The problem:
Type out all the records word for word. Any pictures are to be left out.
#### Stored data ####
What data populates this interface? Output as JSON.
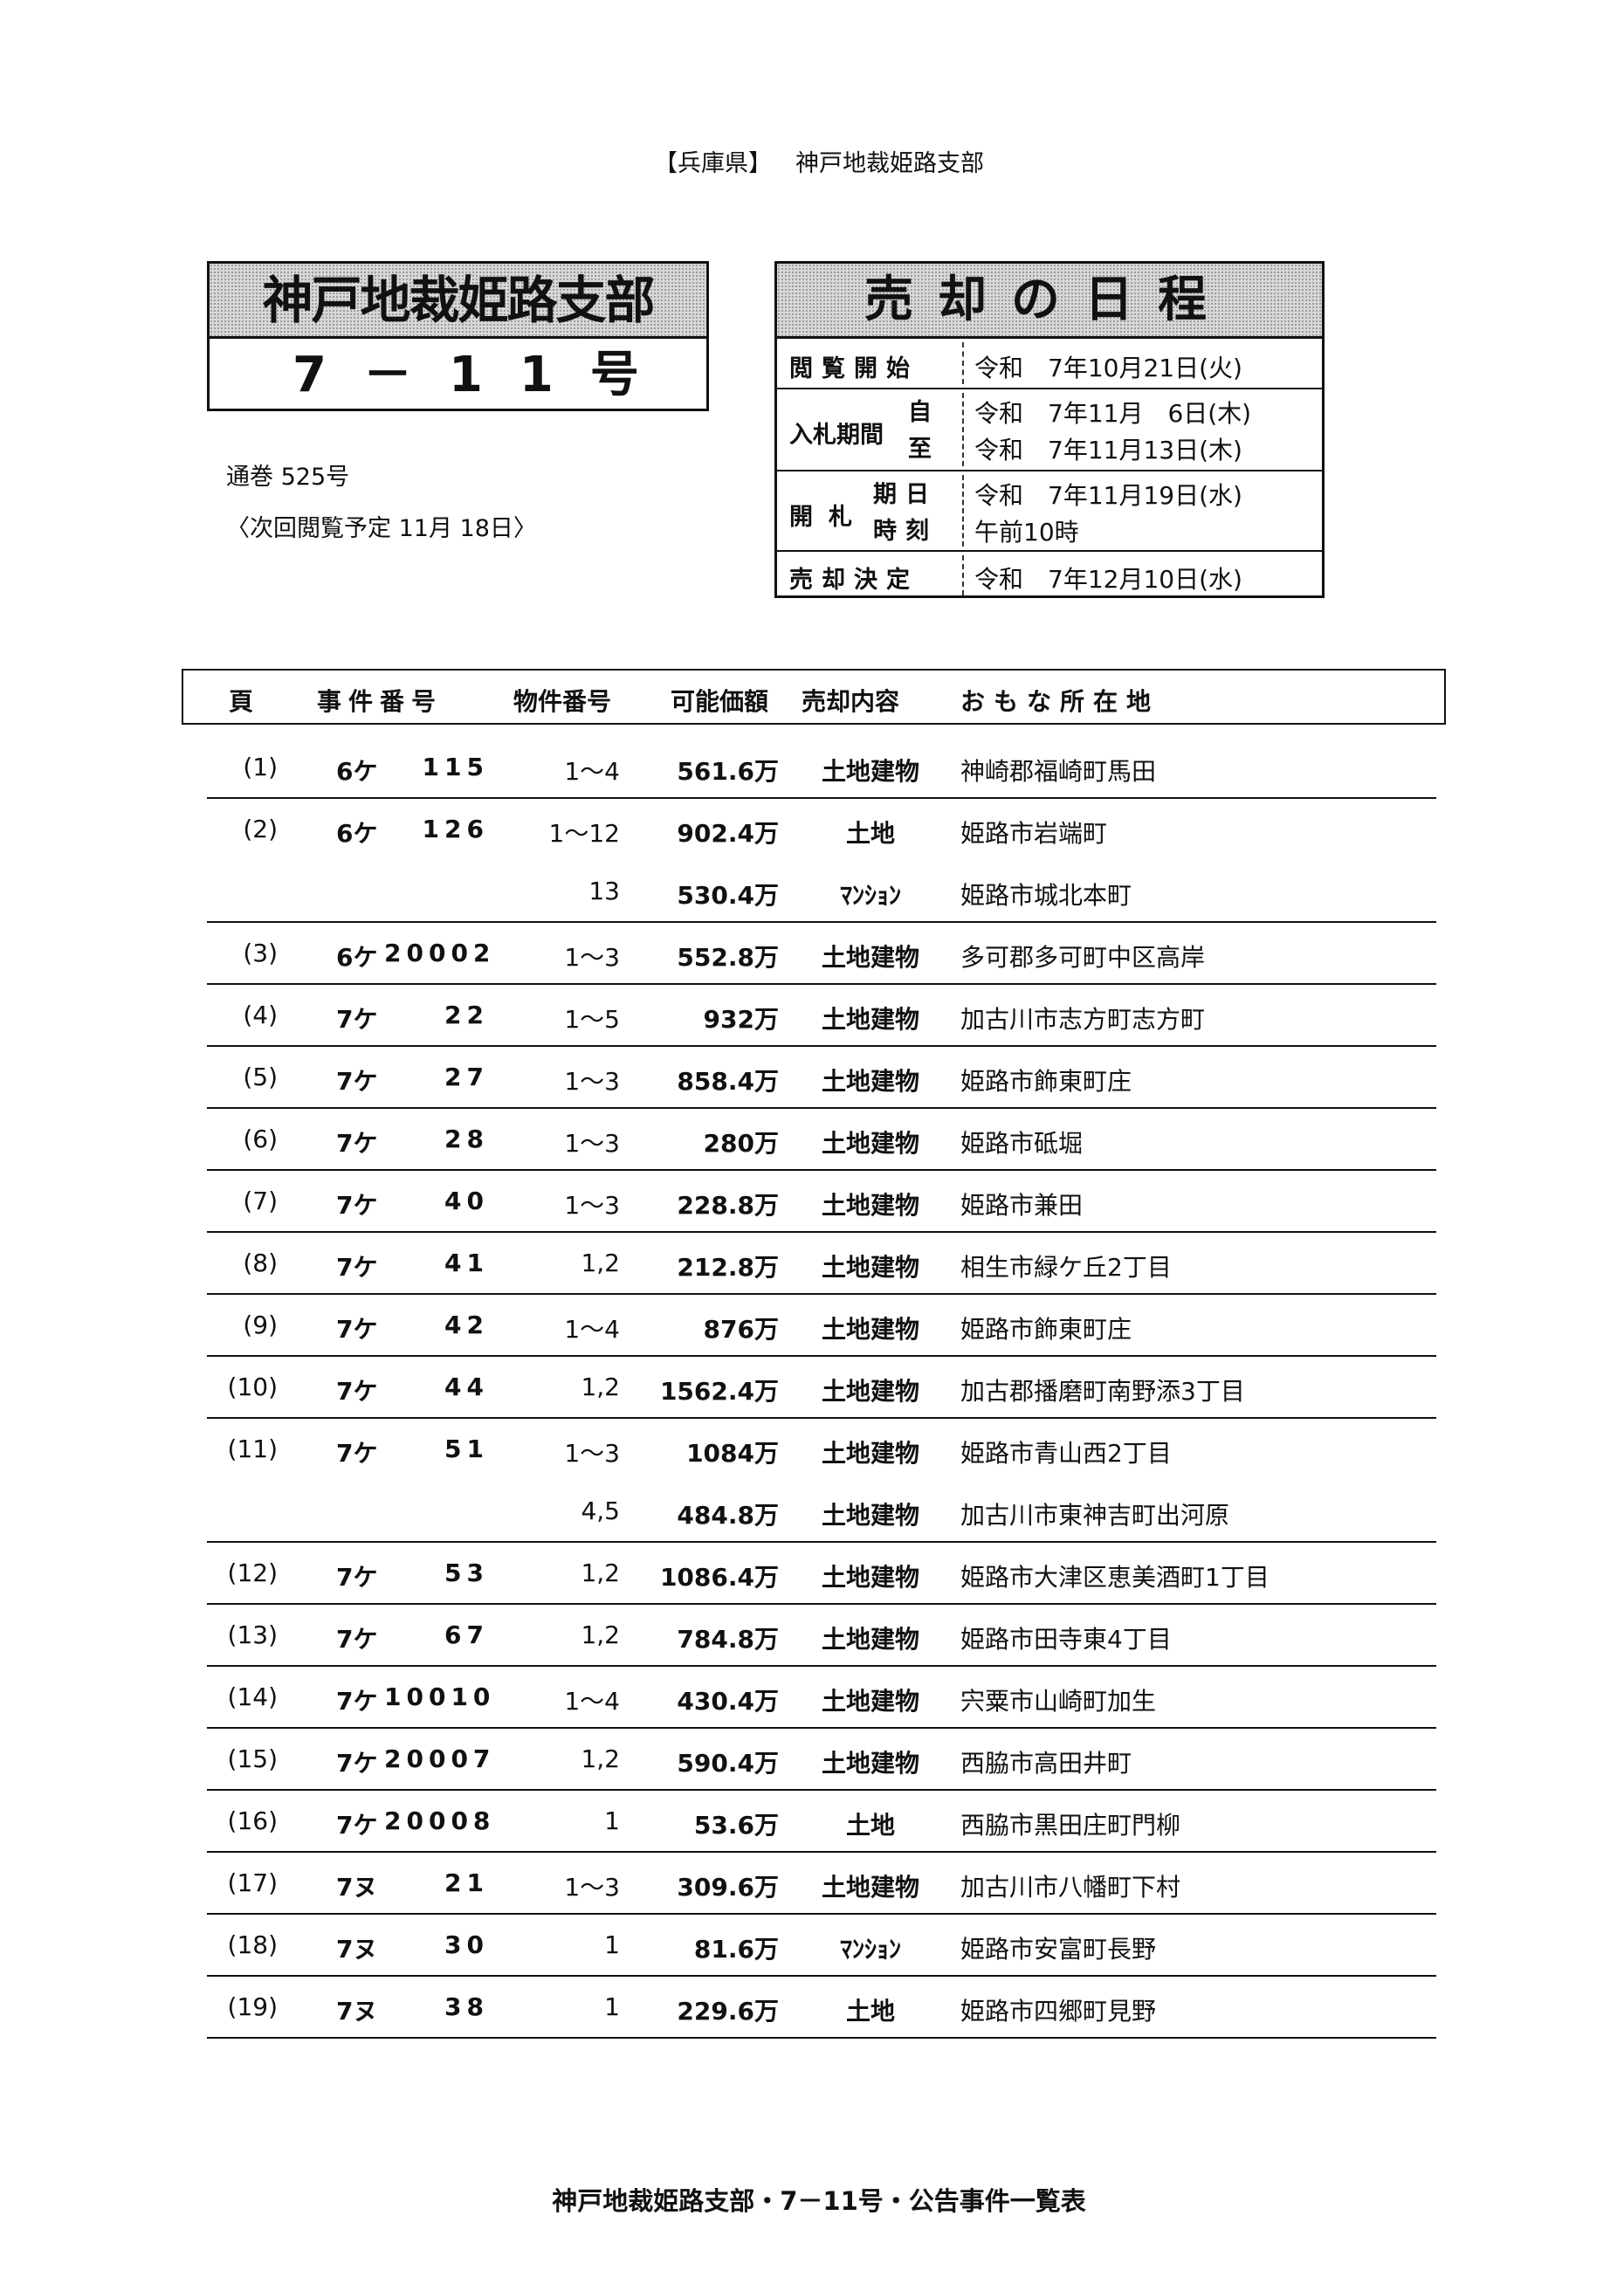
{
  "header": {
    "prefecture": "【兵庫県】",
    "court": "神戸地裁姫路支部"
  },
  "branch_box": {
    "title": "神戸地裁姫路支部",
    "issue": "7－11号"
  },
  "notes": {
    "volume": "通巻 525号",
    "next_viewing": "〈次回閲覧予定 11月 18日〉"
  },
  "schedule": {
    "title": "売却の日程",
    "viewing_start": {
      "label": "閲覧開始",
      "value": "令和　7年10月21日(火)"
    },
    "bidding_period": {
      "label": "入札期間",
      "from_label": "自",
      "from": "令和　7年11月　6日(木)",
      "to_label": "至",
      "to": "令和　7年11月13日(木)"
    },
    "opening": {
      "label": "開札",
      "date_label": "期日",
      "date": "令和　7年11月19日(水)",
      "time_label": "時刻",
      "time": "午前10時"
    },
    "decision": {
      "label": "売却決定",
      "value": "令和　7年12月10日(水)"
    }
  },
  "table": {
    "headers": [
      "頁",
      "事件番号",
      "物件番号",
      "可能価額",
      "売却内容",
      "おもな所在地"
    ],
    "rows": [
      {
        "page": "(1)",
        "prefix": "6ケ",
        "case_no": "115",
        "items": "1～4",
        "price": "561.6万",
        "type": "土地建物",
        "location": "神崎郡福崎町馬田",
        "rule": true
      },
      {
        "page": "(2)",
        "prefix": "6ケ",
        "case_no": "126",
        "items": "1～12",
        "price": "902.4万",
        "type": "土地",
        "location": "姫路市岩端町",
        "rule": false
      },
      {
        "page": "",
        "prefix": "",
        "case_no": "",
        "items": "13",
        "price": "530.4万",
        "type": "ﾏﾝｼｮﾝ",
        "location": "姫路市城北本町",
        "rule": true
      },
      {
        "page": "(3)",
        "prefix": "6ケ",
        "case_no": "20002",
        "items": "1～3",
        "price": "552.8万",
        "type": "土地建物",
        "location": "多可郡多可町中区高岸",
        "rule": true
      },
      {
        "page": "(4)",
        "prefix": "7ケ",
        "case_no": "22",
        "items": "1～5",
        "price": "932万",
        "type": "土地建物",
        "location": "加古川市志方町志方町",
        "rule": true
      },
      {
        "page": "(5)",
        "prefix": "7ケ",
        "case_no": "27",
        "items": "1～3",
        "price": "858.4万",
        "type": "土地建物",
        "location": "姫路市飾東町庄",
        "rule": true
      },
      {
        "page": "(6)",
        "prefix": "7ケ",
        "case_no": "28",
        "items": "1～3",
        "price": "280万",
        "type": "土地建物",
        "location": "姫路市砥堀",
        "rule": true
      },
      {
        "page": "(7)",
        "prefix": "7ケ",
        "case_no": "40",
        "items": "1～3",
        "price": "228.8万",
        "type": "土地建物",
        "location": "姫路市兼田",
        "rule": true
      },
      {
        "page": "(8)",
        "prefix": "7ケ",
        "case_no": "41",
        "items": "1,2",
        "price": "212.8万",
        "type": "土地建物",
        "location": "相生市緑ケ丘2丁目",
        "rule": true
      },
      {
        "page": "(9)",
        "prefix": "7ケ",
        "case_no": "42",
        "items": "1～4",
        "price": "876万",
        "type": "土地建物",
        "location": "姫路市飾東町庄",
        "rule": true
      },
      {
        "page": "(10)",
        "prefix": "7ケ",
        "case_no": "44",
        "items": "1,2",
        "price": "1562.4万",
        "type": "土地建物",
        "location": "加古郡播磨町南野添3丁目",
        "rule": true
      },
      {
        "page": "(11)",
        "prefix": "7ケ",
        "case_no": "51",
        "items": "1～3",
        "price": "1084万",
        "type": "土地建物",
        "location": "姫路市青山西2丁目",
        "rule": false
      },
      {
        "page": "",
        "prefix": "",
        "case_no": "",
        "items": "4,5",
        "price": "484.8万",
        "type": "土地建物",
        "location": "加古川市東神吉町出河原",
        "rule": true
      },
      {
        "page": "(12)",
        "prefix": "7ケ",
        "case_no": "53",
        "items": "1,2",
        "price": "1086.4万",
        "type": "土地建物",
        "location": "姫路市大津区恵美酒町1丁目",
        "rule": true
      },
      {
        "page": "(13)",
        "prefix": "7ケ",
        "case_no": "67",
        "items": "1,2",
        "price": "784.8万",
        "type": "土地建物",
        "location": "姫路市田寺東4丁目",
        "rule": true
      },
      {
        "page": "(14)",
        "prefix": "7ケ",
        "case_no": "10010",
        "items": "1～4",
        "price": "430.4万",
        "type": "土地建物",
        "location": "宍粟市山崎町加生",
        "rule": true
      },
      {
        "page": "(15)",
        "prefix": "7ケ",
        "case_no": "20007",
        "items": "1,2",
        "price": "590.4万",
        "type": "土地建物",
        "location": "西脇市高田井町",
        "rule": true
      },
      {
        "page": "(16)",
        "prefix": "7ケ",
        "case_no": "20008",
        "items": "1",
        "price": "53.6万",
        "type": "土地",
        "location": "西脇市黒田庄町門柳",
        "rule": true
      },
      {
        "page": "(17)",
        "prefix": "7ヌ",
        "case_no": "21",
        "items": "1～3",
        "price": "309.6万",
        "type": "土地建物",
        "location": "加古川市八幡町下村",
        "rule": true
      },
      {
        "page": "(18)",
        "prefix": "7ヌ",
        "case_no": "30",
        "items": "1",
        "price": "81.6万",
        "type": "ﾏﾝｼｮﾝ",
        "location": "姫路市安富町長野",
        "rule": true
      },
      {
        "page": "(19)",
        "prefix": "7ヌ",
        "case_no": "38",
        "items": "1",
        "price": "229.6万",
        "type": "土地",
        "location": "姫路市四郷町見野",
        "rule": true
      }
    ]
  },
  "footer": "神戸地裁姫路支部・7－11号・公告事件一覧表"
}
####
Solution below:
What data populates this interface? Output as JSON.
{
  "header": {
    "prefecture": "【兵庫県】",
    "court": "神戸地裁姫路支部"
  },
  "branch_box": {
    "title": "神戸地裁姫路支部",
    "issue": "7－11号"
  },
  "notes": {
    "volume": "通巻 525号",
    "next_viewing": "〈次回閲覧予定 11月 18日〉"
  },
  "schedule": {
    "title": "売却の日程",
    "viewing_start": {
      "label": "閲覧開始",
      "value": "令和　7年10月21日(火)"
    },
    "bidding_period": {
      "label": "入札期間",
      "from_label": "自",
      "from": "令和　7年11月　6日(木)",
      "to_label": "至",
      "to": "令和　7年11月13日(木)"
    },
    "opening": {
      "label": "開札",
      "date_label": "期日",
      "date": "令和　7年11月19日(水)",
      "time_label": "時刻",
      "time": "午前10時"
    },
    "decision": {
      "label": "売却決定",
      "value": "令和　7年12月10日(水)"
    }
  },
  "table": {
    "headers": [
      "頁",
      "事件番号",
      "物件番号",
      "可能価額",
      "売却内容",
      "おもな所在地"
    ],
    "rows": [
      {
        "page": "(1)",
        "prefix": "6ケ",
        "case_no": "115",
        "items": "1～4",
        "price": "561.6万",
        "type": "土地建物",
        "location": "神崎郡福崎町馬田",
        "rule": true
      },
      {
        "page": "(2)",
        "prefix": "6ケ",
        "case_no": "126",
        "items": "1～12",
        "price": "902.4万",
        "type": "土地",
        "location": "姫路市岩端町",
        "rule": false
      },
      {
        "page": "",
        "prefix": "",
        "case_no": "",
        "items": "13",
        "price": "530.4万",
        "type": "ﾏﾝｼｮﾝ",
        "location": "姫路市城北本町",
        "rule": true
      },
      {
        "page": "(3)",
        "prefix": "6ケ",
        "case_no": "20002",
        "items": "1～3",
        "price": "552.8万",
        "type": "土地建物",
        "location": "多可郡多可町中区高岸",
        "rule": true
      },
      {
        "page": "(4)",
        "prefix": "7ケ",
        "case_no": "22",
        "items": "1～5",
        "price": "932万",
        "type": "土地建物",
        "location": "加古川市志方町志方町",
        "rule": true
      },
      {
        "page": "(5)",
        "prefix": "7ケ",
        "case_no": "27",
        "items": "1～3",
        "price": "858.4万",
        "type": "土地建物",
        "location": "姫路市飾東町庄",
        "rule": true
      },
      {
        "page": "(6)",
        "prefix": "7ケ",
        "case_no": "28",
        "items": "1～3",
        "price": "280万",
        "type": "土地建物",
        "location": "姫路市砥堀",
        "rule": true
      },
      {
        "page": "(7)",
        "prefix": "7ケ",
        "case_no": "40",
        "items": "1～3",
        "price": "228.8万",
        "type": "土地建物",
        "location": "姫路市兼田",
        "rule": true
      },
      {
        "page": "(8)",
        "prefix": "7ケ",
        "case_no": "41",
        "items": "1,2",
        "price": "212.8万",
        "type": "土地建物",
        "location": "相生市緑ケ丘2丁目",
        "rule": true
      },
      {
        "page": "(9)",
        "prefix": "7ケ",
        "case_no": "42",
        "items": "1～4",
        "price": "876万",
        "type": "土地建物",
        "location": "姫路市飾東町庄",
        "rule": true
      },
      {
        "page": "(10)",
        "prefix": "7ケ",
        "case_no": "44",
        "items": "1,2",
        "price": "1562.4万",
        "type": "土地建物",
        "location": "加古郡播磨町南野添3丁目",
        "rule": true
      },
      {
        "page": "(11)",
        "prefix": "7ケ",
        "case_no": "51",
        "items": "1～3",
        "price": "1084万",
        "type": "土地建物",
        "location": "姫路市青山西2丁目",
        "rule": false
      },
      {
        "page": "",
        "prefix": "",
        "case_no": "",
        "items": "4,5",
        "price": "484.8万",
        "type": "土地建物",
        "location": "加古川市東神吉町出河原",
        "rule": true
      },
      {
        "page": "(12)",
        "prefix": "7ケ",
        "case_no": "53",
        "items": "1,2",
        "price": "1086.4万",
        "type": "土地建物",
        "location": "姫路市大津区恵美酒町1丁目",
        "rule": true
      },
      {
        "page": "(13)",
        "prefix": "7ケ",
        "case_no": "67",
        "items": "1,2",
        "price": "784.8万",
        "type": "土地建物",
        "location": "姫路市田寺東4丁目",
        "rule": true
      },
      {
        "page": "(14)",
        "prefix": "7ケ",
        "case_no": "10010",
        "items": "1～4",
        "price": "430.4万",
        "type": "土地建物",
        "location": "宍粟市山崎町加生",
        "rule": true
      },
      {
        "page": "(15)",
        "prefix": "7ケ",
        "case_no": "20007",
        "items": "1,2",
        "price": "590.4万",
        "type": "土地建物",
        "location": "西脇市高田井町",
        "rule": true
      },
      {
        "page": "(16)",
        "prefix": "7ケ",
        "case_no": "20008",
        "items": "1",
        "price": "53.6万",
        "type": "土地",
        "location": "西脇市黒田庄町門柳",
        "rule": true
      },
      {
        "page": "(17)",
        "prefix": "7ヌ",
        "case_no": "21",
        "items": "1～3",
        "price": "309.6万",
        "type": "土地建物",
        "location": "加古川市八幡町下村",
        "rule": true
      },
      {
        "page": "(18)",
        "prefix": "7ヌ",
        "case_no": "30",
        "items": "1",
        "price": "81.6万",
        "type": "ﾏﾝｼｮﾝ",
        "location": "姫路市安富町長野",
        "rule": true
      },
      {
        "page": "(19)",
        "prefix": "7ヌ",
        "case_no": "38",
        "items": "1",
        "price": "229.6万",
        "type": "土地",
        "location": "姫路市四郷町見野",
        "rule": true
      }
    ]
  },
  "footer": "神戸地裁姫路支部・7－11号・公告事件一覧表"
}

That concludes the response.